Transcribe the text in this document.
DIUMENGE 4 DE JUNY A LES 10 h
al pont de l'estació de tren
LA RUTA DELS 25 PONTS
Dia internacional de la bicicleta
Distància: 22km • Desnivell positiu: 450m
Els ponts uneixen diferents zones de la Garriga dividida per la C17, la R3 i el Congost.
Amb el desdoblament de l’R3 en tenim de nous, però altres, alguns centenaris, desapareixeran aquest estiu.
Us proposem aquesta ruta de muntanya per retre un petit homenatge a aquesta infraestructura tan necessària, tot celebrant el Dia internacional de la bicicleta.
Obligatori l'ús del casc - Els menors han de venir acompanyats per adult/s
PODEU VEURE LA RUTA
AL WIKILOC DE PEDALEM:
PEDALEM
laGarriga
——————————
* _Exercise goal_: Retype the listing exactly, in full.

* _Reply to the task_:
Transcribe the text in this document.
DIUMENGE 4 DE JUNY A LES 10 h
al pont de l'estació de tren
LA RUTA DELS 25 PONTS
Dia internacional de la bicicleta
Distància: 22km • Desnivell positiu: 450m
Els ponts uneixen diferents zones de la Garriga dividida per la C17, la R3 i el Congost.
Amb el desdoblament de l’R3 en tenim de nous, però altres, alguns centenaris, desapareixeran aquest estiu.
Us proposem aquesta ruta de muntanya per retre un petit homenatge a aquesta infraestructura tan necessària, tot celebrant el Dia internacional de la bicicleta.
Obligatori l'ús del casc - Els menors han de venir acompanyats per adult/s
PODEU VEURE LA RUTA
AL WIKILOC DE PEDALEM:
PEDALEM
laGarriga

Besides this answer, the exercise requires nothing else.